### Available records:

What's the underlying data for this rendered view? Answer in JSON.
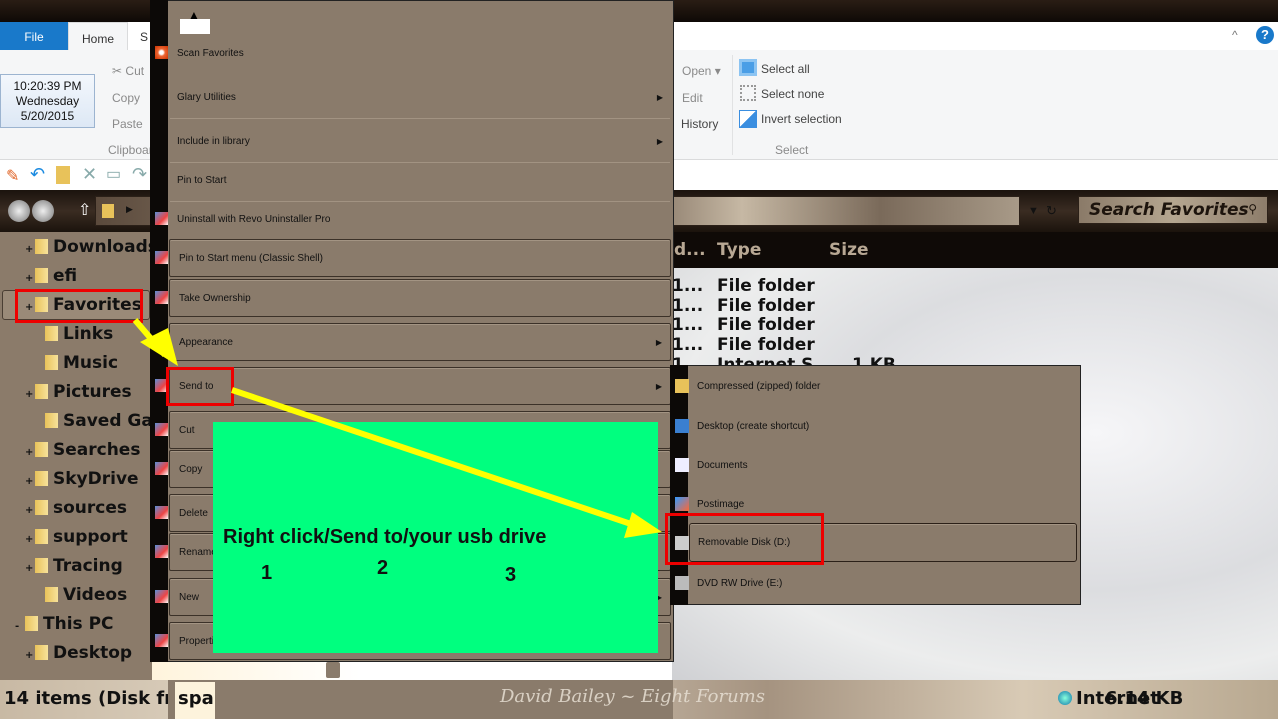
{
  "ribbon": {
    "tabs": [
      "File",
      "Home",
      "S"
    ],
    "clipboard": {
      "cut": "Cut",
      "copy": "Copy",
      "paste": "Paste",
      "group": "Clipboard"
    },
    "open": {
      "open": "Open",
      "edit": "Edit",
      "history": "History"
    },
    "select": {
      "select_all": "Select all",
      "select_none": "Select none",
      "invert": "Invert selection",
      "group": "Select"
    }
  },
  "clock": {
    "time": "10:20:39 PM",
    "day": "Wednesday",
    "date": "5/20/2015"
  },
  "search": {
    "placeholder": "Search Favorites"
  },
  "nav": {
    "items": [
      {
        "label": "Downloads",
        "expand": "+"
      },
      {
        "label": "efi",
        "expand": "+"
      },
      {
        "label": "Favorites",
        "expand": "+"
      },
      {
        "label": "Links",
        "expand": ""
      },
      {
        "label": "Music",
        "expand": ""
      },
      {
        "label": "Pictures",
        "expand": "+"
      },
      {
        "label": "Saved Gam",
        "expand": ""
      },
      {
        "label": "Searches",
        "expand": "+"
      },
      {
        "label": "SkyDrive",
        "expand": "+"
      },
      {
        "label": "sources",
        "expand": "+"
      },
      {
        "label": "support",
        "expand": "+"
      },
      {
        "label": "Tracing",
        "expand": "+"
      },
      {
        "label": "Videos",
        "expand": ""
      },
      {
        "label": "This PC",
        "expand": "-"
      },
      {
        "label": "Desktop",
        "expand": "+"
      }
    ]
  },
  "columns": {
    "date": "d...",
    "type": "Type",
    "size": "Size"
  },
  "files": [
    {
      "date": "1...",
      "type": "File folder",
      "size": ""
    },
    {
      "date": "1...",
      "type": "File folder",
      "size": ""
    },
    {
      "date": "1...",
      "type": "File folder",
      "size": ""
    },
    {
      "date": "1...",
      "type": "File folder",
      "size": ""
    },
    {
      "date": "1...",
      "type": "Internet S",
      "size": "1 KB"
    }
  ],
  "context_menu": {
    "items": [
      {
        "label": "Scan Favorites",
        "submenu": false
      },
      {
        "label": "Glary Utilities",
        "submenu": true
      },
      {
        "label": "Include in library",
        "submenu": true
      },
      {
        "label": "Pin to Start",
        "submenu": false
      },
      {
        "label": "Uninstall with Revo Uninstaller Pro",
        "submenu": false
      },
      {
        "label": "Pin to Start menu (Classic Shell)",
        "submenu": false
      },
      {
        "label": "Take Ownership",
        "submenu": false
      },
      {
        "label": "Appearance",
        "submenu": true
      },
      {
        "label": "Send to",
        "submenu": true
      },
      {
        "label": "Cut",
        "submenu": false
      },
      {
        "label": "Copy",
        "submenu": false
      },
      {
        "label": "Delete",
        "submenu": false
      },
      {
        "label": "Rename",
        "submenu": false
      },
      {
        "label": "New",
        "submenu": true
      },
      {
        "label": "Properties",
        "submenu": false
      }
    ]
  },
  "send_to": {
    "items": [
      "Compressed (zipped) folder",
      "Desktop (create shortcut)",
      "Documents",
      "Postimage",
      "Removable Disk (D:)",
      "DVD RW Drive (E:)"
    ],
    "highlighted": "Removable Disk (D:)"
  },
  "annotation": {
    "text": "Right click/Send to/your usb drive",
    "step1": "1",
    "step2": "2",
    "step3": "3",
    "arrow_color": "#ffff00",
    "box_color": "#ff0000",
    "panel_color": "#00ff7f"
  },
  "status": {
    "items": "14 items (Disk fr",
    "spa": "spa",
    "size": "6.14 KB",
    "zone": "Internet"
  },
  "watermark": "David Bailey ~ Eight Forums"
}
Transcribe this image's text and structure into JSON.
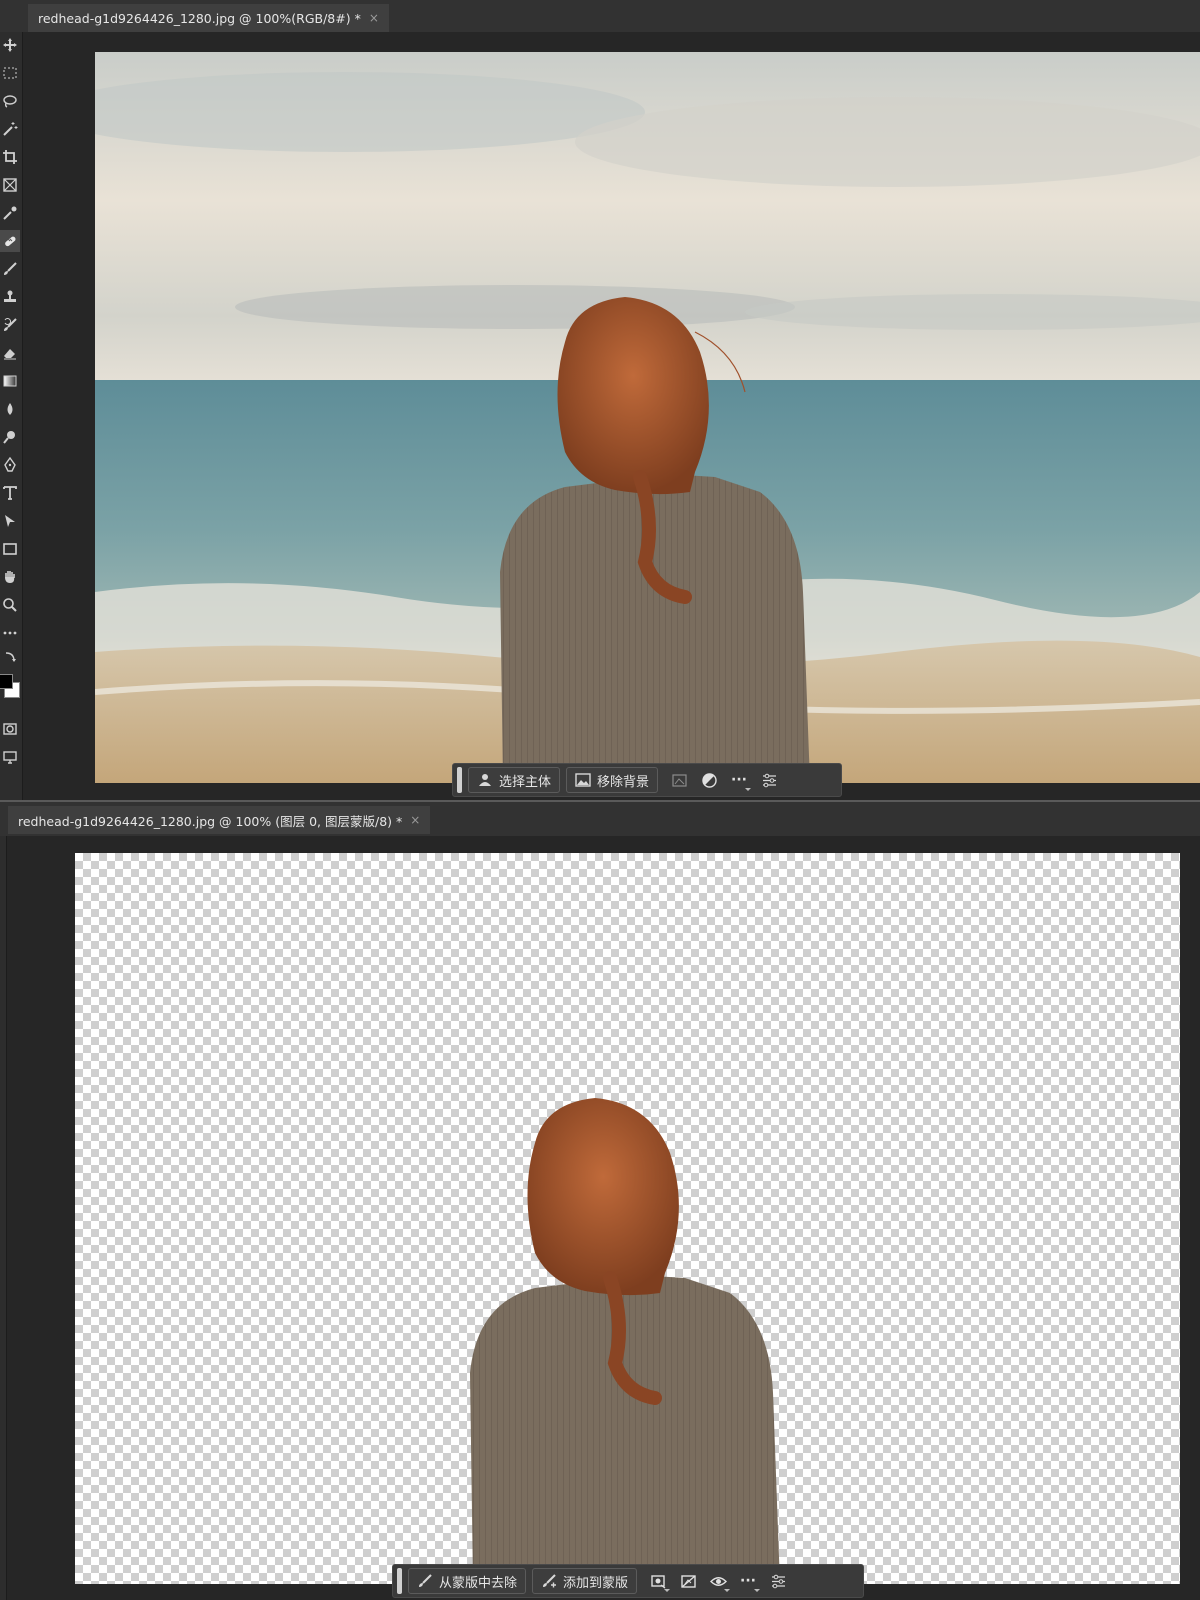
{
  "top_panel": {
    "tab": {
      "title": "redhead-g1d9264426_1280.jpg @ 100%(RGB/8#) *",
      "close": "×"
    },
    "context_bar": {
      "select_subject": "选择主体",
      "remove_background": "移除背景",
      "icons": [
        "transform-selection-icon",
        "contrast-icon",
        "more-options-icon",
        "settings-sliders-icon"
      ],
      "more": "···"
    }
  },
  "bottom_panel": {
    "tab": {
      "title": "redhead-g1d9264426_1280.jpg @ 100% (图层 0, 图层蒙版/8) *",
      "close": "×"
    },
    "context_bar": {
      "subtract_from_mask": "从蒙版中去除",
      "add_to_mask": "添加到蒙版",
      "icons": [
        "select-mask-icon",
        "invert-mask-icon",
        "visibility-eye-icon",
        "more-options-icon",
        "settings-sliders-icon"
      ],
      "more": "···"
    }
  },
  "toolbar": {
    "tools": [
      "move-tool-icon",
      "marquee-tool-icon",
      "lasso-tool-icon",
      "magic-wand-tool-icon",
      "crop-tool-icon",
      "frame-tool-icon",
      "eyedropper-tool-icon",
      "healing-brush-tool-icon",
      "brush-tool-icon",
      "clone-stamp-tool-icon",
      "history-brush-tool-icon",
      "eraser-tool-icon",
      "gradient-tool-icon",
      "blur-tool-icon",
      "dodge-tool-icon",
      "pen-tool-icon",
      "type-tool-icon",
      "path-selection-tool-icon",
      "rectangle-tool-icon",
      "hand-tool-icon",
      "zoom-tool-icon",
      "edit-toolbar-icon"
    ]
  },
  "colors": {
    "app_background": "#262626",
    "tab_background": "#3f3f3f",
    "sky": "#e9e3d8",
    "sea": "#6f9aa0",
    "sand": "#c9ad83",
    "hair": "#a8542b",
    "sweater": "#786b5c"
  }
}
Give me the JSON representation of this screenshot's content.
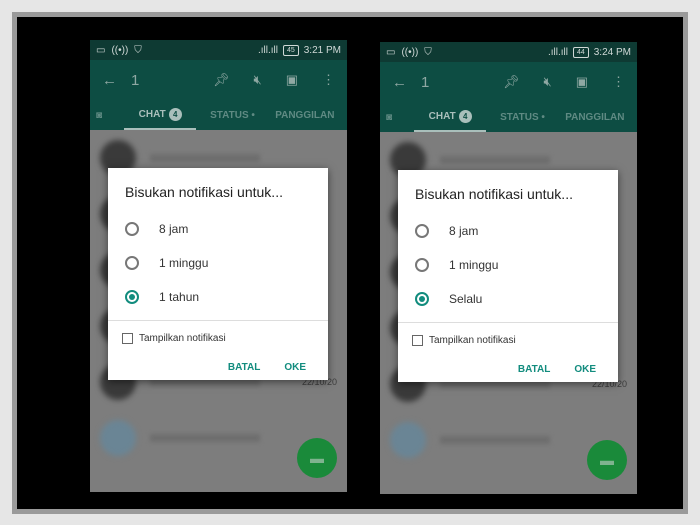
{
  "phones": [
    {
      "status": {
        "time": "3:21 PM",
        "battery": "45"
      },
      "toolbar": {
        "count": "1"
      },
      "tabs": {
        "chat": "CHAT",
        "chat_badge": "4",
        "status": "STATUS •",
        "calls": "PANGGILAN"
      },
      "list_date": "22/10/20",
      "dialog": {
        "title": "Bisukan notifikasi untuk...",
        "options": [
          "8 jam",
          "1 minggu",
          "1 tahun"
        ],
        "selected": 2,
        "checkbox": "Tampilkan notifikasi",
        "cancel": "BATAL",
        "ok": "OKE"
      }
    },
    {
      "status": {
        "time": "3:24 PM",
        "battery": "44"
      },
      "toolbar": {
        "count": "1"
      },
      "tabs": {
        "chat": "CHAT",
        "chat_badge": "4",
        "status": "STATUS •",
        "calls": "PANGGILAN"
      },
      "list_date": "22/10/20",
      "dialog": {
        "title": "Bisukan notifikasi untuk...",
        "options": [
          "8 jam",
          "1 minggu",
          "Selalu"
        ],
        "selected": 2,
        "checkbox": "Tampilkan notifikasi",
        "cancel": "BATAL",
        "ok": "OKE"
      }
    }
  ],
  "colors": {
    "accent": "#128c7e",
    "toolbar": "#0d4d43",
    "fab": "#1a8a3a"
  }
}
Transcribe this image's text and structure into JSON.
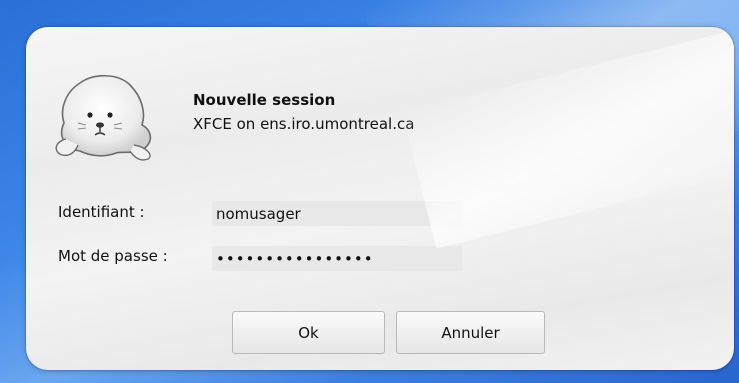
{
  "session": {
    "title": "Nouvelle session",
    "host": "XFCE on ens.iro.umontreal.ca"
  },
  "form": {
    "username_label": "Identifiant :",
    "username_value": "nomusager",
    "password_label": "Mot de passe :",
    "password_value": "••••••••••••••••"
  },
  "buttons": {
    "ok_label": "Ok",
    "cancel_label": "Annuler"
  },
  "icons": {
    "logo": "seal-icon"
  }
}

### Work to complete:
Transcribe the full listing character for character. Pictures are excluded.

### Response:
What's the underlying data for this rendered view? Answer in JSON.
{
  "ribbon": {
    "tabs": [
      "File",
      "Home",
      "S"
    ],
    "clipboard": {
      "cut": "Cut",
      "copy": "Copy",
      "paste": "Paste",
      "group": "Clipboard"
    },
    "open": {
      "open": "Open",
      "edit": "Edit",
      "history": "History"
    },
    "select": {
      "select_all": "Select all",
      "select_none": "Select none",
      "invert": "Invert selection",
      "group": "Select"
    }
  },
  "clock": {
    "time": "10:20:39 PM",
    "day": "Wednesday",
    "date": "5/20/2015"
  },
  "search": {
    "placeholder": "Search Favorites"
  },
  "nav": {
    "items": [
      {
        "label": "Downloads",
        "expand": "+"
      },
      {
        "label": "efi",
        "expand": "+"
      },
      {
        "label": "Favorites",
        "expand": "+"
      },
      {
        "label": "Links",
        "expand": ""
      },
      {
        "label": "Music",
        "expand": ""
      },
      {
        "label": "Pictures",
        "expand": "+"
      },
      {
        "label": "Saved Gam",
        "expand": ""
      },
      {
        "label": "Searches",
        "expand": "+"
      },
      {
        "label": "SkyDrive",
        "expand": "+"
      },
      {
        "label": "sources",
        "expand": "+"
      },
      {
        "label": "support",
        "expand": "+"
      },
      {
        "label": "Tracing",
        "expand": "+"
      },
      {
        "label": "Videos",
        "expand": ""
      },
      {
        "label": "This PC",
        "expand": "-"
      },
      {
        "label": "Desktop",
        "expand": "+"
      }
    ]
  },
  "columns": {
    "date": "d...",
    "type": "Type",
    "size": "Size"
  },
  "files": [
    {
      "date": "1...",
      "type": "File folder",
      "size": ""
    },
    {
      "date": "1...",
      "type": "File folder",
      "size": ""
    },
    {
      "date": "1...",
      "type": "File folder",
      "size": ""
    },
    {
      "date": "1...",
      "type": "File folder",
      "size": ""
    },
    {
      "date": "1...",
      "type": "Internet S",
      "size": "1 KB"
    }
  ],
  "context_menu": {
    "items": [
      {
        "label": "Scan Favorites",
        "submenu": false
      },
      {
        "label": "Glary Utilities",
        "submenu": true
      },
      {
        "label": "Include in library",
        "submenu": true
      },
      {
        "label": "Pin to Start",
        "submenu": false
      },
      {
        "label": "Uninstall with Revo Uninstaller Pro",
        "submenu": false
      },
      {
        "label": "Pin to Start menu (Classic Shell)",
        "submenu": false
      },
      {
        "label": "Take Ownership",
        "submenu": false
      },
      {
        "label": "Appearance",
        "submenu": true
      },
      {
        "label": "Send to",
        "submenu": true
      },
      {
        "label": "Cut",
        "submenu": false
      },
      {
        "label": "Copy",
        "submenu": false
      },
      {
        "label": "Delete",
        "submenu": false
      },
      {
        "label": "Rename",
        "submenu": false
      },
      {
        "label": "New",
        "submenu": true
      },
      {
        "label": "Properties",
        "submenu": false
      }
    ]
  },
  "send_to": {
    "items": [
      "Compressed (zipped) folder",
      "Desktop (create shortcut)",
      "Documents",
      "Postimage",
      "Removable Disk (D:)",
      "DVD RW Drive (E:)"
    ],
    "highlighted": "Removable Disk (D:)"
  },
  "annotation": {
    "text": "Right click/Send to/your usb drive",
    "step1": "1",
    "step2": "2",
    "step3": "3",
    "arrow_color": "#ffff00",
    "box_color": "#ff0000",
    "panel_color": "#00ff7f"
  },
  "status": {
    "items": "14 items (Disk fr",
    "spa": "spa",
    "size": "6.14 KB",
    "zone": "Internet"
  },
  "watermark": "David Bailey ~ Eight Forums"
}
Transcribe this image's text and structure into JSON.
{
  "top_panel": {
    "tab": {
      "title": "redhead-g1d9264426_1280.jpg @ 100%(RGB/8#) *",
      "close": "×"
    },
    "context_bar": {
      "select_subject": "选择主体",
      "remove_background": "移除背景",
      "icons": [
        "transform-selection-icon",
        "contrast-icon",
        "more-options-icon",
        "settings-sliders-icon"
      ],
      "more": "···"
    }
  },
  "bottom_panel": {
    "tab": {
      "title": "redhead-g1d9264426_1280.jpg @ 100% (图层 0, 图层蒙版/8) *",
      "close": "×"
    },
    "context_bar": {
      "subtract_from_mask": "从蒙版中去除",
      "add_to_mask": "添加到蒙版",
      "icons": [
        "select-mask-icon",
        "invert-mask-icon",
        "visibility-eye-icon",
        "more-options-icon",
        "settings-sliders-icon"
      ],
      "more": "···"
    }
  },
  "toolbar": {
    "tools": [
      "move-tool-icon",
      "marquee-tool-icon",
      "lasso-tool-icon",
      "magic-wand-tool-icon",
      "crop-tool-icon",
      "frame-tool-icon",
      "eyedropper-tool-icon",
      "healing-brush-tool-icon",
      "brush-tool-icon",
      "clone-stamp-tool-icon",
      "history-brush-tool-icon",
      "eraser-tool-icon",
      "gradient-tool-icon",
      "blur-tool-icon",
      "dodge-tool-icon",
      "pen-tool-icon",
      "type-tool-icon",
      "path-selection-tool-icon",
      "rectangle-tool-icon",
      "hand-tool-icon",
      "zoom-tool-icon",
      "edit-toolbar-icon"
    ]
  },
  "colors": {
    "app_background": "#262626",
    "tab_background": "#3f3f3f",
    "sky": "#e9e3d8",
    "sea": "#6f9aa0",
    "sand": "#c9ad83",
    "hair": "#a8542b",
    "sweater": "#786b5c"
  }
}
Give me the JSON representation of this screenshot's content.
{
  "phones": [
    {
      "status": {
        "time": "3:21 PM",
        "battery": "45"
      },
      "toolbar": {
        "count": "1"
      },
      "tabs": {
        "chat": "CHAT",
        "chat_badge": "4",
        "status": "STATUS •",
        "calls": "PANGGILAN"
      },
      "list_date": "22/10/20",
      "dialog": {
        "title": "Bisukan notifikasi untuk...",
        "options": [
          "8 jam",
          "1 minggu",
          "1 tahun"
        ],
        "selected": 2,
        "checkbox": "Tampilkan notifikasi",
        "cancel": "BATAL",
        "ok": "OKE"
      }
    },
    {
      "status": {
        "time": "3:24 PM",
        "battery": "44"
      },
      "toolbar": {
        "count": "1"
      },
      "tabs": {
        "chat": "CHAT",
        "chat_badge": "4",
        "status": "STATUS •",
        "calls": "PANGGILAN"
      },
      "list_date": "22/10/20",
      "dialog": {
        "title": "Bisukan notifikasi untuk...",
        "options": [
          "8 jam",
          "1 minggu",
          "Selalu"
        ],
        "selected": 2,
        "checkbox": "Tampilkan notifikasi",
        "cancel": "BATAL",
        "ok": "OKE"
      }
    }
  ],
  "colors": {
    "accent": "#128c7e",
    "toolbar": "#0d4d43",
    "fab": "#1a8a3a"
  }
}
Transcribe this image's text and structure into JSON.
{
  "session": {
    "title": "Nouvelle session",
    "host": "XFCE on ens.iro.umontreal.ca"
  },
  "form": {
    "username_label": "Identifiant :",
    "username_value": "nomusager",
    "password_label": "Mot de passe :",
    "password_value": "••••••••••••••••"
  },
  "buttons": {
    "ok_label": "Ok",
    "cancel_label": "Annuler"
  },
  "icons": {
    "logo": "seal-icon"
  }
}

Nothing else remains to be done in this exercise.